## Exercise directions
Copy each of the entries below faithfully, setting aside any pictures.

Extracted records
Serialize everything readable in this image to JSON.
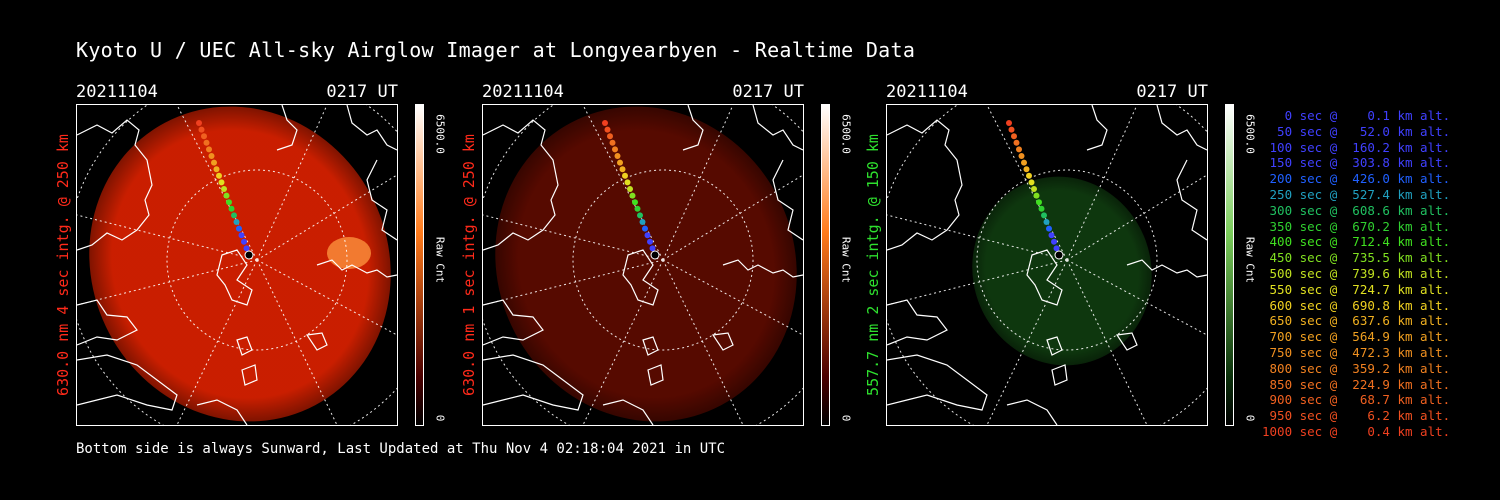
{
  "title": "Kyoto U / UEC All-sky Airglow Imager at Longyearbyen - Realtime Data",
  "footer": "Bottom side is always Sunward, Last Updated at Thu Nov  4 02:18:04 2021 in UTC",
  "panels": [
    {
      "date": "20211104",
      "time": "0217 UT",
      "side_label": "630.0 nm 4 sec intg. @ 250 km",
      "label_color": "#ff2a1a",
      "glow_color": "#d42000",
      "glow_opacity": 0.95,
      "cbar_max": "6500.0",
      "cbar_unit": "Raw Cnt",
      "cbar_min": "0",
      "cbar_top": "#ffffff",
      "cbar_mid": "#ff7a1a",
      "cbar_bottom": "#4a0000"
    },
    {
      "date": "20211104",
      "time": "0217 UT",
      "side_label": "630.0 nm 1 sec intg. @ 250 km",
      "label_color": "#ff2a1a",
      "glow_color": "#5a0a00",
      "glow_opacity": 0.95,
      "cbar_max": "6500.0",
      "cbar_unit": "Raw Cnt",
      "cbar_min": "0",
      "cbar_top": "#ffffff",
      "cbar_mid": "#ff7a1a",
      "cbar_bottom": "#4a0000"
    },
    {
      "date": "20211104",
      "time": "0217 UT",
      "side_label": "557.7 nm 2 sec intg. @ 150 km",
      "label_color": "#2ee02e",
      "glow_color": "#0f3a0f",
      "glow_opacity": 0.95,
      "cbar_max": "6500.0",
      "cbar_unit": "Raw Cnt",
      "cbar_min": "0",
      "cbar_top": "#ffffff",
      "cbar_mid": "#7acc5a",
      "cbar_bottom": "#0a300a"
    }
  ],
  "legend": [
    {
      "text": "   0 sec @    0.1 km alt.",
      "color": "#4040ff"
    },
    {
      "text": "  50 sec @   52.0 km alt.",
      "color": "#4040ff"
    },
    {
      "text": " 100 sec @  160.2 km alt.",
      "color": "#4040ff"
    },
    {
      "text": " 150 sec @  303.8 km alt.",
      "color": "#4040ff"
    },
    {
      "text": " 200 sec @  426.0 km alt.",
      "color": "#2060ff"
    },
    {
      "text": " 250 sec @  527.4 km alt.",
      "color": "#20a0c0"
    },
    {
      "text": " 300 sec @  608.6 km alt.",
      "color": "#20c060"
    },
    {
      "text": " 350 sec @  670.2 km alt.",
      "color": "#30d030"
    },
    {
      "text": " 400 sec @  712.4 km alt.",
      "color": "#40e020"
    },
    {
      "text": " 450 sec @  735.5 km alt.",
      "color": "#80e020"
    },
    {
      "text": " 500 sec @  739.6 km alt.",
      "color": "#c0e020"
    },
    {
      "text": " 550 sec @  724.7 km alt.",
      "color": "#e0e020"
    },
    {
      "text": " 600 sec @  690.8 km alt.",
      "color": "#f0d020"
    },
    {
      "text": " 650 sec @  637.6 km alt.",
      "color": "#f0b020"
    },
    {
      "text": " 700 sec @  564.9 km alt.",
      "color": "#f0a020"
    },
    {
      "text": " 750 sec @  472.3 km alt.",
      "color": "#f09020"
    },
    {
      "text": " 800 sec @  359.2 km alt.",
      "color": "#f08020"
    },
    {
      "text": " 850 sec @  224.9 km alt.",
      "color": "#f07020"
    },
    {
      "text": " 900 sec @   68.7 km alt.",
      "color": "#f06020"
    },
    {
      "text": " 950 sec @    6.2 km alt.",
      "color": "#f05020"
    },
    {
      "text": "1000 sec @    0.4 km alt.",
      "color": "#f04020"
    }
  ]
}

## Written reply
Serialize everything readable in this image to JSON.
{
  "title": "Kyoto U / UEC All-sky Airglow Imager at Longyearbyen - Realtime Data",
  "footer": "Bottom side is always Sunward, Last Updated at Thu Nov  4 02:18:04 2021 in UTC",
  "panels": [
    {
      "date": "20211104",
      "time": "0217 UT",
      "side_label": "630.0 nm 4 sec intg. @ 250 km",
      "label_color": "#ff2a1a",
      "glow_color": "#d42000",
      "glow_opacity": 0.95,
      "cbar_max": "6500.0",
      "cbar_unit": "Raw Cnt",
      "cbar_min": "0",
      "cbar_top": "#ffffff",
      "cbar_mid": "#ff7a1a",
      "cbar_bottom": "#4a0000"
    },
    {
      "date": "20211104",
      "time": "0217 UT",
      "side_label": "630.0 nm 1 sec intg. @ 250 km",
      "label_color": "#ff2a1a",
      "glow_color": "#5a0a00",
      "glow_opacity": 0.95,
      "cbar_max": "6500.0",
      "cbar_unit": "Raw Cnt",
      "cbar_min": "0",
      "cbar_top": "#ffffff",
      "cbar_mid": "#ff7a1a",
      "cbar_bottom": "#4a0000"
    },
    {
      "date": "20211104",
      "time": "0217 UT",
      "side_label": "557.7 nm 2 sec intg. @ 150 km",
      "label_color": "#2ee02e",
      "glow_color": "#0f3a0f",
      "glow_opacity": 0.95,
      "cbar_max": "6500.0",
      "cbar_unit": "Raw Cnt",
      "cbar_min": "0",
      "cbar_top": "#ffffff",
      "cbar_mid": "#7acc5a",
      "cbar_bottom": "#0a300a"
    }
  ],
  "legend": [
    {
      "text": "   0 sec @    0.1 km alt.",
      "color": "#4040ff"
    },
    {
      "text": "  50 sec @   52.0 km alt.",
      "color": "#4040ff"
    },
    {
      "text": " 100 sec @  160.2 km alt.",
      "color": "#4040ff"
    },
    {
      "text": " 150 sec @  303.8 km alt.",
      "color": "#4040ff"
    },
    {
      "text": " 200 sec @  426.0 km alt.",
      "color": "#2060ff"
    },
    {
      "text": " 250 sec @  527.4 km alt.",
      "color": "#20a0c0"
    },
    {
      "text": " 300 sec @  608.6 km alt.",
      "color": "#20c060"
    },
    {
      "text": " 350 sec @  670.2 km alt.",
      "color": "#30d030"
    },
    {
      "text": " 400 sec @  712.4 km alt.",
      "color": "#40e020"
    },
    {
      "text": " 450 sec @  735.5 km alt.",
      "color": "#80e020"
    },
    {
      "text": " 500 sec @  739.6 km alt.",
      "color": "#c0e020"
    },
    {
      "text": " 550 sec @  724.7 km alt.",
      "color": "#e0e020"
    },
    {
      "text": " 600 sec @  690.8 km alt.",
      "color": "#f0d020"
    },
    {
      "text": " 650 sec @  637.6 km alt.",
      "color": "#f0b020"
    },
    {
      "text": " 700 sec @  564.9 km alt.",
      "color": "#f0a020"
    },
    {
      "text": " 750 sec @  472.3 km alt.",
      "color": "#f09020"
    },
    {
      "text": " 800 sec @  359.2 km alt.",
      "color": "#f08020"
    },
    {
      "text": " 850 sec @  224.9 km alt.",
      "color": "#f07020"
    },
    {
      "text": " 900 sec @   68.7 km alt.",
      "color": "#f06020"
    },
    {
      "text": " 950 sec @    6.2 km alt.",
      "color": "#f05020"
    },
    {
      "text": "1000 sec @    0.4 km alt.",
      "color": "#f04020"
    }
  ]
}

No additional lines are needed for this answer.